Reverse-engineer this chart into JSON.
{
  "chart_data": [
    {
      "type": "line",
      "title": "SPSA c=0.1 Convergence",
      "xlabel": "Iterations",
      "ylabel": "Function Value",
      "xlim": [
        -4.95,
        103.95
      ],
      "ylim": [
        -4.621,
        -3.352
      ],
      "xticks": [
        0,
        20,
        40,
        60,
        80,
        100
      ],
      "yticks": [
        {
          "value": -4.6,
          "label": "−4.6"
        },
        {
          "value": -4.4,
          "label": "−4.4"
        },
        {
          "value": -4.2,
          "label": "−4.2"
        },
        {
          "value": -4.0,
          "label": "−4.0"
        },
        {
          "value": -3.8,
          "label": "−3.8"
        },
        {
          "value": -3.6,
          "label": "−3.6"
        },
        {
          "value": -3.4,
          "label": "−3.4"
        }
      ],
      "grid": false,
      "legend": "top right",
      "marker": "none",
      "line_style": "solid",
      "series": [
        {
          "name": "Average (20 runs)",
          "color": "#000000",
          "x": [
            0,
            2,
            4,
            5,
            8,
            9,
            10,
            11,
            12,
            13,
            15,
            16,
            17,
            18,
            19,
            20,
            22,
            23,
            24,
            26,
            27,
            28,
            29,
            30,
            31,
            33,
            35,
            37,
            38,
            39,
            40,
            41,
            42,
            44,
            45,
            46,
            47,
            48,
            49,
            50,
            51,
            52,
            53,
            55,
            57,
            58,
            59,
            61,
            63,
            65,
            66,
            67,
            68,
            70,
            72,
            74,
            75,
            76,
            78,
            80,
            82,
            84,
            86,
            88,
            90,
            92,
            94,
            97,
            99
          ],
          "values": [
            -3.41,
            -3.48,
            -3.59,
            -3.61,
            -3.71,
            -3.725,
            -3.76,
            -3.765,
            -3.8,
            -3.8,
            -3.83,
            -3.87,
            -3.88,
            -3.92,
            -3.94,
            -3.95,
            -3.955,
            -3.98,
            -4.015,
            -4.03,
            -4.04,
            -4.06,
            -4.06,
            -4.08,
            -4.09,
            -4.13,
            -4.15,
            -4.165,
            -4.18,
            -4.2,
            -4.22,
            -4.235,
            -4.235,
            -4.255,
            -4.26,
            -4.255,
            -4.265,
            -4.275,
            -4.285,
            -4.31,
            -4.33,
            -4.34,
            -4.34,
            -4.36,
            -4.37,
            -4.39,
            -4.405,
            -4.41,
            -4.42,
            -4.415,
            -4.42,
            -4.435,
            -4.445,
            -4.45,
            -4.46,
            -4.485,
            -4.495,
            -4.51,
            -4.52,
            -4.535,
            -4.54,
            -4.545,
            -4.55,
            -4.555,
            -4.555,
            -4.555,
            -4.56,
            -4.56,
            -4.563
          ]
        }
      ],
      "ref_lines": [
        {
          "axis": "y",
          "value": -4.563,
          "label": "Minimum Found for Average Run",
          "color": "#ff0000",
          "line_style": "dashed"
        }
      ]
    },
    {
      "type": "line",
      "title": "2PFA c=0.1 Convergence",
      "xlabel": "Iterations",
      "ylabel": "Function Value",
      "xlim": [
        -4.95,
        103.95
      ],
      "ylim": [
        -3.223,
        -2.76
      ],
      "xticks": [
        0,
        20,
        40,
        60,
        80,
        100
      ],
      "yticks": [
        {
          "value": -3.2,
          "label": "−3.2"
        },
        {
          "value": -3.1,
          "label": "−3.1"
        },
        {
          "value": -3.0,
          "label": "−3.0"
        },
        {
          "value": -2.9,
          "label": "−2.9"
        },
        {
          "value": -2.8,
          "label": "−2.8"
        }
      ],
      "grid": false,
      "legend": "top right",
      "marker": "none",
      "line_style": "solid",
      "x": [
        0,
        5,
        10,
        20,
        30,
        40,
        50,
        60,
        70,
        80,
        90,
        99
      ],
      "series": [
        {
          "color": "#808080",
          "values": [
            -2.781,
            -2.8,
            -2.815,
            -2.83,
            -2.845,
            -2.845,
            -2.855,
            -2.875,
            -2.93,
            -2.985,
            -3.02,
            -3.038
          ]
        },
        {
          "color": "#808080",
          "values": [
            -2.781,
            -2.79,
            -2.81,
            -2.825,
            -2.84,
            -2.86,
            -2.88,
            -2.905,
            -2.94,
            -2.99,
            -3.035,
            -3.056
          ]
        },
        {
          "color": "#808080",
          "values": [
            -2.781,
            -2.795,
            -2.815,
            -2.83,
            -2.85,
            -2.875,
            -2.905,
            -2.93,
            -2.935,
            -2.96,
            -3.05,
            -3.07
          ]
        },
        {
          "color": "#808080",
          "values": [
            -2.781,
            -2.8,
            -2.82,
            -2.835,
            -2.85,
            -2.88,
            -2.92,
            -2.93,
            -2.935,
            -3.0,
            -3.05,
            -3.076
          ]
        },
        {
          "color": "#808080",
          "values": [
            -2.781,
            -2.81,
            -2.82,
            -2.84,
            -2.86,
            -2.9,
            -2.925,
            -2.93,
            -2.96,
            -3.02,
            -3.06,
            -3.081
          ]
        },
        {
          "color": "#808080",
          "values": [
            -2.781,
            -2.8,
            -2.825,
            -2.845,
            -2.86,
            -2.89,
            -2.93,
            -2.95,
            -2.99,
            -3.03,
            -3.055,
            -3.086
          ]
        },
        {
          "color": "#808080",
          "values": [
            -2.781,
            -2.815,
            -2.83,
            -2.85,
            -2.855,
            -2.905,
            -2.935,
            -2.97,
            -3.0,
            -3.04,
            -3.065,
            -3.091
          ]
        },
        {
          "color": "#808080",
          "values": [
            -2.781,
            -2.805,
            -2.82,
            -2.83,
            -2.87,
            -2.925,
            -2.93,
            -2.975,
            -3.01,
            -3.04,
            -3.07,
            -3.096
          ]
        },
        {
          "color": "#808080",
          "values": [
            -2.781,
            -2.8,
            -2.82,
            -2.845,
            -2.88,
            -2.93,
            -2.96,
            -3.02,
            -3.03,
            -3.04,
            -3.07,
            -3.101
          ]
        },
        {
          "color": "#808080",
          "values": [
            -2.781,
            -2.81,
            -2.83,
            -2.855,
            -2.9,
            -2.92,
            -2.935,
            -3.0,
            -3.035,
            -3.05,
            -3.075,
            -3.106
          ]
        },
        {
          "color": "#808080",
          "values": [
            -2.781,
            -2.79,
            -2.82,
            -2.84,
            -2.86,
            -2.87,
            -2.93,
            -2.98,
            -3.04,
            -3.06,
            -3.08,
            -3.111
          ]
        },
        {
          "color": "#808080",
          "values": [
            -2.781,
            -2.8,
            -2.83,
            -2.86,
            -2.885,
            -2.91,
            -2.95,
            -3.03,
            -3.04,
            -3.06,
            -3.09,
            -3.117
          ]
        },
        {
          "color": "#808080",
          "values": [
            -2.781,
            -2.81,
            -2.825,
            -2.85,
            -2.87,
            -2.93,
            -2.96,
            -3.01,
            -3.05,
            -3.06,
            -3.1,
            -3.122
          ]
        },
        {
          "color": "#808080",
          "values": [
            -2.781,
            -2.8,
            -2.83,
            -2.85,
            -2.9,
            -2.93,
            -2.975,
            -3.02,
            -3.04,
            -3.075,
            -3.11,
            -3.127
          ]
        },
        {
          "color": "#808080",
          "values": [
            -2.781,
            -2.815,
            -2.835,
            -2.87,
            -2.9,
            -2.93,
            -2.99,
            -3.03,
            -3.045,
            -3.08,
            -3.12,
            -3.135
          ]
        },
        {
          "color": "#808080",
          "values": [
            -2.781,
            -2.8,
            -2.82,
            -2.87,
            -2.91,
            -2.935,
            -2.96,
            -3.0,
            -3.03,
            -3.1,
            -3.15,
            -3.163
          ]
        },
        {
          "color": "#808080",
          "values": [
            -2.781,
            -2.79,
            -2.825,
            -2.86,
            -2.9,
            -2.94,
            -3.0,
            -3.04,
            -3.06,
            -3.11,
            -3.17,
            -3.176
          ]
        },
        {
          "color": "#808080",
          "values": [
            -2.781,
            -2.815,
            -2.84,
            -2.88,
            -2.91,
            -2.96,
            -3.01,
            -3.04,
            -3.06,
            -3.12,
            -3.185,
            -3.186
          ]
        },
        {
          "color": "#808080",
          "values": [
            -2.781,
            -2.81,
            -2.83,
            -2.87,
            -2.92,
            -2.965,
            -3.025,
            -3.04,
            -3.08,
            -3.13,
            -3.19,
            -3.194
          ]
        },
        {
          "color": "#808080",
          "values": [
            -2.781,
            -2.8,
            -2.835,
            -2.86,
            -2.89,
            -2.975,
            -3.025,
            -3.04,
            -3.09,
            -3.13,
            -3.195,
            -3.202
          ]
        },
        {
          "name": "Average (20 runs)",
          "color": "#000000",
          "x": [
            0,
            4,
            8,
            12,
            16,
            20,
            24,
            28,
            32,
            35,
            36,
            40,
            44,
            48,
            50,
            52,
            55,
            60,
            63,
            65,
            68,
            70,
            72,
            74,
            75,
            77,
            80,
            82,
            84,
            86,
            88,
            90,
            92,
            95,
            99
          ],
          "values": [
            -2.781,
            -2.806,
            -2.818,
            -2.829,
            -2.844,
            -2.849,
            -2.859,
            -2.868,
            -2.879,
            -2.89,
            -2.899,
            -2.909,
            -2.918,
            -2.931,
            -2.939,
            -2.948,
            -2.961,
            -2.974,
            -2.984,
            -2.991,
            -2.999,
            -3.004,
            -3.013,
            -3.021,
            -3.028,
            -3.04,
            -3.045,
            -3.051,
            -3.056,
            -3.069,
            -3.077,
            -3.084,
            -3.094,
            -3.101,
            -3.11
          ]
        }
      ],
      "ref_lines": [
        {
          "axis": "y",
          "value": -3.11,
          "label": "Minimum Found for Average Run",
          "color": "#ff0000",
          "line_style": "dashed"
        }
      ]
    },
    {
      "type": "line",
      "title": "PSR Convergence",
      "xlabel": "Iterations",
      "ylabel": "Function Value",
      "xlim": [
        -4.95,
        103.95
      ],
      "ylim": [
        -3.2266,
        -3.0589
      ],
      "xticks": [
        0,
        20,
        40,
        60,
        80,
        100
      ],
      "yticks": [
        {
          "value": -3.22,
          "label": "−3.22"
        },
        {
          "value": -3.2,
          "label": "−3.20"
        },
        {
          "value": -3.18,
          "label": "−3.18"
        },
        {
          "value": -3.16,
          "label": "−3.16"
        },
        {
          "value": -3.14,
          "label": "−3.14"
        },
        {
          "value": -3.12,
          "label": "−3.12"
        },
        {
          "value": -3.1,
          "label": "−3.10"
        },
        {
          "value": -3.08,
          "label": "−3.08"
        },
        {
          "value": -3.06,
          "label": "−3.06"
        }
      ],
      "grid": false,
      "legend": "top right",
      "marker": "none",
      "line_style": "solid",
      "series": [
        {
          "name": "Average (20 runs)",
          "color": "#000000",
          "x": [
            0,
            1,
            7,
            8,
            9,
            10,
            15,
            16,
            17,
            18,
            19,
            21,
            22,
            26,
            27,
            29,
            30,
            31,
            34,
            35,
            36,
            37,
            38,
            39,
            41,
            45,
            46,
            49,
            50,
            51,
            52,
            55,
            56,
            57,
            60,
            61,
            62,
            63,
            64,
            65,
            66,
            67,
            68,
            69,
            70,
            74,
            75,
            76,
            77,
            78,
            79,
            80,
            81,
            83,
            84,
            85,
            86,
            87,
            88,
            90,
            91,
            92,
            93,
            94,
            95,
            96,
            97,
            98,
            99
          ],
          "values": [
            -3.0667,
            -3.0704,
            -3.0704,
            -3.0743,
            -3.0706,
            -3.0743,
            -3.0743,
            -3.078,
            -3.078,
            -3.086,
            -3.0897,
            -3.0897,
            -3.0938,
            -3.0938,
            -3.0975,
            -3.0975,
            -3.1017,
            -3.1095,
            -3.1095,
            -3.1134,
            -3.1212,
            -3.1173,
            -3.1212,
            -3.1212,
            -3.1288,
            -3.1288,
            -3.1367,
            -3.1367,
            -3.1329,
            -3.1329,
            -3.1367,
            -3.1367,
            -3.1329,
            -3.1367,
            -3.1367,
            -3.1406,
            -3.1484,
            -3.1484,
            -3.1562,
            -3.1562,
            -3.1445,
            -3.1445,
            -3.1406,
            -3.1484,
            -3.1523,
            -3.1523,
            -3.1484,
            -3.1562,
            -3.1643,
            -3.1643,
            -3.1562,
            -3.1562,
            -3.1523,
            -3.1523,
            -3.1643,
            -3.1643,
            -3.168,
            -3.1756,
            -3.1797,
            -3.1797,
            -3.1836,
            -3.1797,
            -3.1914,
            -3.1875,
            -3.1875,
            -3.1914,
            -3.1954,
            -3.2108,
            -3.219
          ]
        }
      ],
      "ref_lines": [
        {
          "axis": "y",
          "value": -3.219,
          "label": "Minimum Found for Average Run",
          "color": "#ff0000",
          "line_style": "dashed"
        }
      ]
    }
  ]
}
■ ■ ■ ■ ■ ■ ■
AIM OF THE EXERCISE >> Each line that holds the string "title" counts once; give the total and nothing else.

TASK RESPONSE >> 3